Rewrite the part that opens with the line containing "Patent image size: (957, 949)." and closes with the line containing "The traveling route Ln is at (426, 659).", swapping "vehicle" for "car" and leaving everything else unchanged.

(Dataset excerpt)
--- Start ---

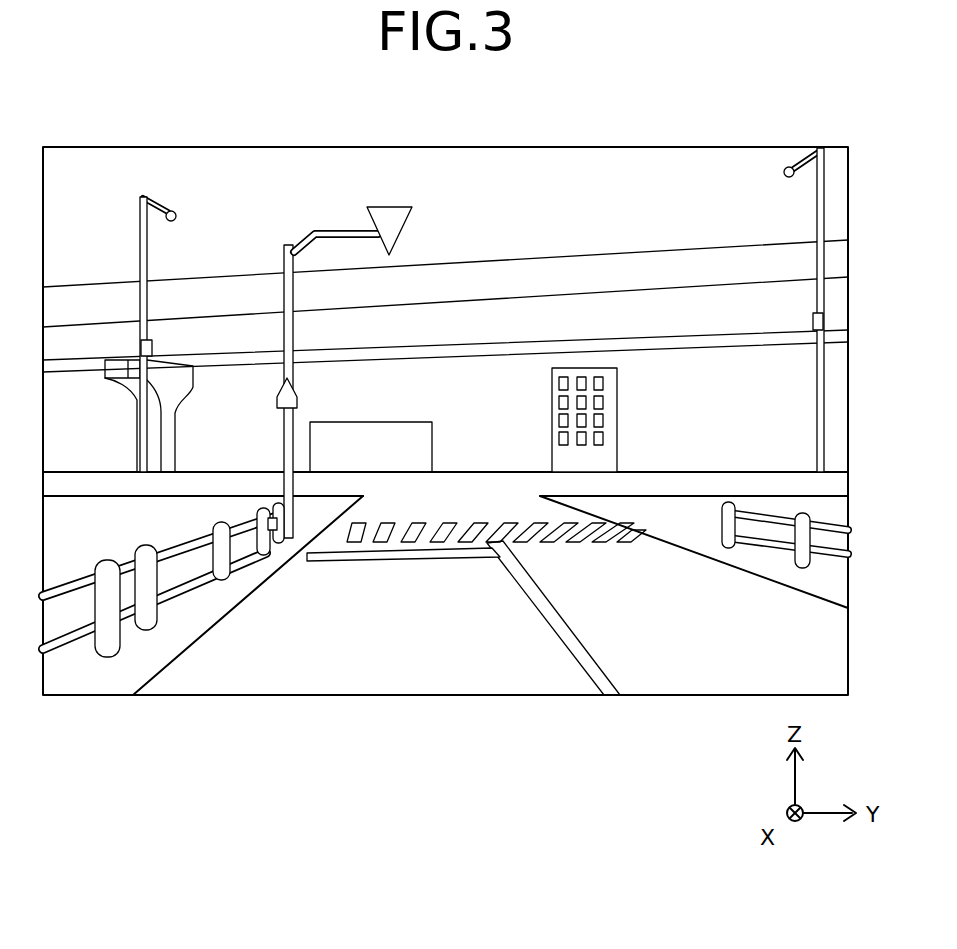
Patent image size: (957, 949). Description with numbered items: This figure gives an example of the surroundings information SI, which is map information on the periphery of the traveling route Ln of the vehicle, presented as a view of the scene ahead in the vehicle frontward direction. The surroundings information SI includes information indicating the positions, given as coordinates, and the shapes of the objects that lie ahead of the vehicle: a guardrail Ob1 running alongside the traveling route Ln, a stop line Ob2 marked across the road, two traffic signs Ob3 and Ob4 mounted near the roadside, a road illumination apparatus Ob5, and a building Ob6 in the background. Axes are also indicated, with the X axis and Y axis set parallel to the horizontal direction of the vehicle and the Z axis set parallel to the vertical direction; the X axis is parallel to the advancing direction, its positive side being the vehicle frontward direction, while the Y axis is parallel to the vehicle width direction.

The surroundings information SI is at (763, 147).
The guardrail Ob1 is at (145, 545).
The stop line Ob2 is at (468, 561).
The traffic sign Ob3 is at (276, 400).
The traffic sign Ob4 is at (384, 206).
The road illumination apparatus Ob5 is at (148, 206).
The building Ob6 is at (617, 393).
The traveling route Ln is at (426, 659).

--- End ---
--- Start ---

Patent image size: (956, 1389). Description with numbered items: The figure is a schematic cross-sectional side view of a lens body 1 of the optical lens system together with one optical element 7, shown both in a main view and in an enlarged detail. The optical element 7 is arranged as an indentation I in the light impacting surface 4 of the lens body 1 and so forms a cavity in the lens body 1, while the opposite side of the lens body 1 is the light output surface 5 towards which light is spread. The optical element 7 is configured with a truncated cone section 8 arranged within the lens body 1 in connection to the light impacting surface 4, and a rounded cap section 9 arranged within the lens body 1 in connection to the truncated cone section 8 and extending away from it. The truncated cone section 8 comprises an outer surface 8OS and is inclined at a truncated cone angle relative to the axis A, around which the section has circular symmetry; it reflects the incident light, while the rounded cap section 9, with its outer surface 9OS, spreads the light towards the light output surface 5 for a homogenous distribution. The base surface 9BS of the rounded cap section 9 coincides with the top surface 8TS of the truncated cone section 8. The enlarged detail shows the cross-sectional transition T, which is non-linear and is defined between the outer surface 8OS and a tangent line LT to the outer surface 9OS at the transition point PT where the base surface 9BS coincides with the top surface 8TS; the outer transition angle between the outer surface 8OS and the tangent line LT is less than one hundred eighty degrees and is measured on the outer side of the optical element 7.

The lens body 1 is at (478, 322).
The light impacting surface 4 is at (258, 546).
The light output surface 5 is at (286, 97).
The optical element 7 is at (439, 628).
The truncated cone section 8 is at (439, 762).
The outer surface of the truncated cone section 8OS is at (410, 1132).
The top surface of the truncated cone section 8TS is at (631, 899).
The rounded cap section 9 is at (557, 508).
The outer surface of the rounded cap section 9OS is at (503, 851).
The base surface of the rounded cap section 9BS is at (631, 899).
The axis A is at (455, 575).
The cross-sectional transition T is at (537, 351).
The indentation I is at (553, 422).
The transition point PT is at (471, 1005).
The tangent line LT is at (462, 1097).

--- End ---
--- Start ---

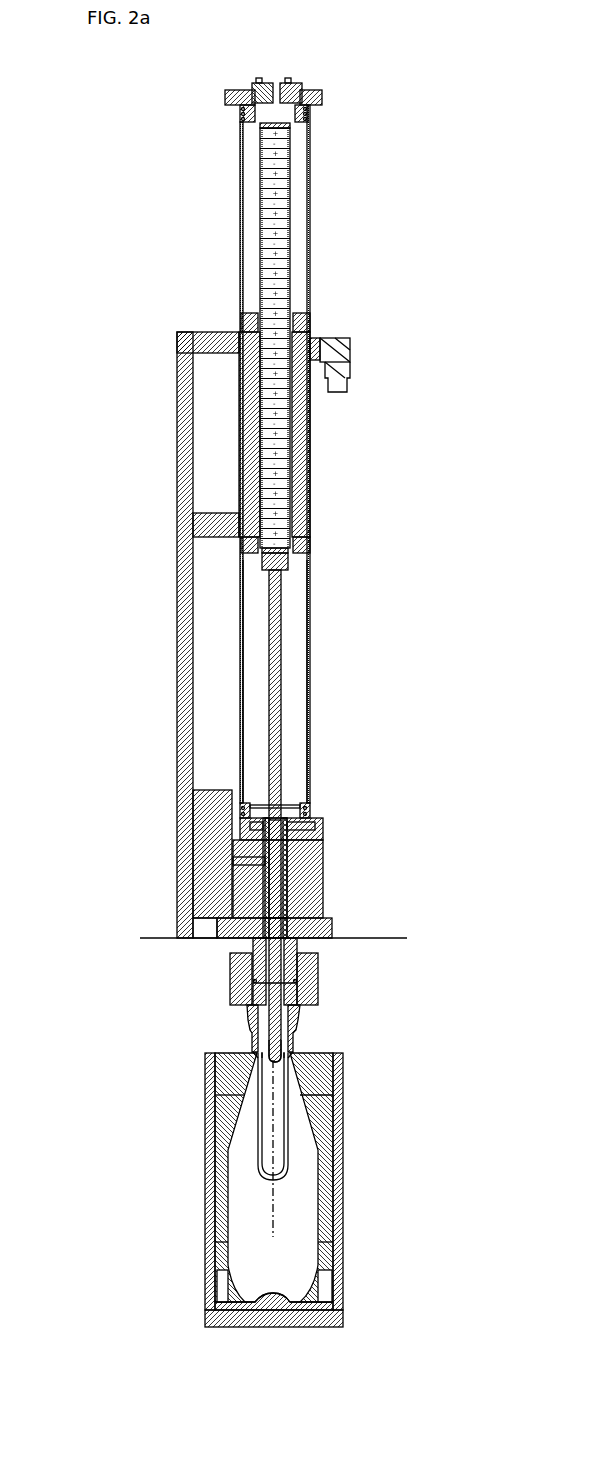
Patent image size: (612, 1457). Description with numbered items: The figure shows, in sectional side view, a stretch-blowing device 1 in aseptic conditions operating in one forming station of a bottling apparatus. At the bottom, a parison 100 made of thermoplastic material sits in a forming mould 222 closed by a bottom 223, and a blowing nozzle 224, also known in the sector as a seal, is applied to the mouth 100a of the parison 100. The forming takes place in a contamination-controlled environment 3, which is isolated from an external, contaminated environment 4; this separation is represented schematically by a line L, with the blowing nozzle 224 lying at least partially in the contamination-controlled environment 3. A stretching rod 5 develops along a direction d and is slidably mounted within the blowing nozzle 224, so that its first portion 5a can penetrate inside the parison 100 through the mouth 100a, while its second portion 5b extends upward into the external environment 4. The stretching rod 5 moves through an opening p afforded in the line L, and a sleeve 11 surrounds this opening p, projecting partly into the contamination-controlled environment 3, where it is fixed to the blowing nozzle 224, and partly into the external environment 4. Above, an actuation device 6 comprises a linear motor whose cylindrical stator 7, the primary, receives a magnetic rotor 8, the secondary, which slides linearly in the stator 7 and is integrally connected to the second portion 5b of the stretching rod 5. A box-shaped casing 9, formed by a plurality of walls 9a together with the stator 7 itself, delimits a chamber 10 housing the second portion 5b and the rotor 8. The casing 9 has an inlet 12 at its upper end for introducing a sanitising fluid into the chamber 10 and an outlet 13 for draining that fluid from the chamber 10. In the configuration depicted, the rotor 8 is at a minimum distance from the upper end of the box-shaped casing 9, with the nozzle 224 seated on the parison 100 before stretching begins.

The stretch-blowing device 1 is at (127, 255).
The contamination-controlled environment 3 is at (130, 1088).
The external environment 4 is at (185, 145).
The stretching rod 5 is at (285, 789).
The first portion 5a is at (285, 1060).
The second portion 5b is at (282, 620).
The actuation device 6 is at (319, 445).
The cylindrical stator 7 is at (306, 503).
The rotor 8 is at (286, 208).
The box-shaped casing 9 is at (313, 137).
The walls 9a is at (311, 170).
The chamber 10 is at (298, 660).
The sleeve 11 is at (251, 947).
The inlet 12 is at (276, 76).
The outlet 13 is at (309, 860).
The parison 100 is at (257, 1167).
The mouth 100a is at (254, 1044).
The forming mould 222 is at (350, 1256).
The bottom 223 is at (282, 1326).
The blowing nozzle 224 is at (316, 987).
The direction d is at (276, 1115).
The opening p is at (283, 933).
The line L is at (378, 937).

--- End ---

● **THE COMPLETED TASK**:
Patent image size: (957, 949). Description with numbered items: This figure gives an example of the surroundings information SI, which is map information on the periphery of the traveling route Ln of the car, presented as a view of the scene ahead in the car frontward direction. The surroundings information SI includes information indicating the positions, given as coordinates, and the shapes of the objects that lie ahead of the car: a guardrail Ob1 running alongside the traveling route Ln, a stop line Ob2 marked across the road, two traffic signs Ob3 and Ob4 mounted near the roadside, a road illumination apparatus Ob5, and a building Ob6 in the background. Axes are also indicated, with the X axis and Y axis set parallel to the horizontal direction of the car and the Z axis set parallel to the vertical direction; the X axis is parallel to the advancing direction, its positive side being the car frontward direction, while the Y axis is parallel to the car width direction.

The surroundings information SI is at (763, 147).
The guardrail Ob1 is at (145, 545).
The stop line Ob2 is at (468, 561).
The traffic sign Ob3 is at (276, 400).
The traffic sign Ob4 is at (384, 206).
The road illumination apparatus Ob5 is at (148, 206).
The building Ob6 is at (617, 393).
The traveling route Ln is at (426, 659).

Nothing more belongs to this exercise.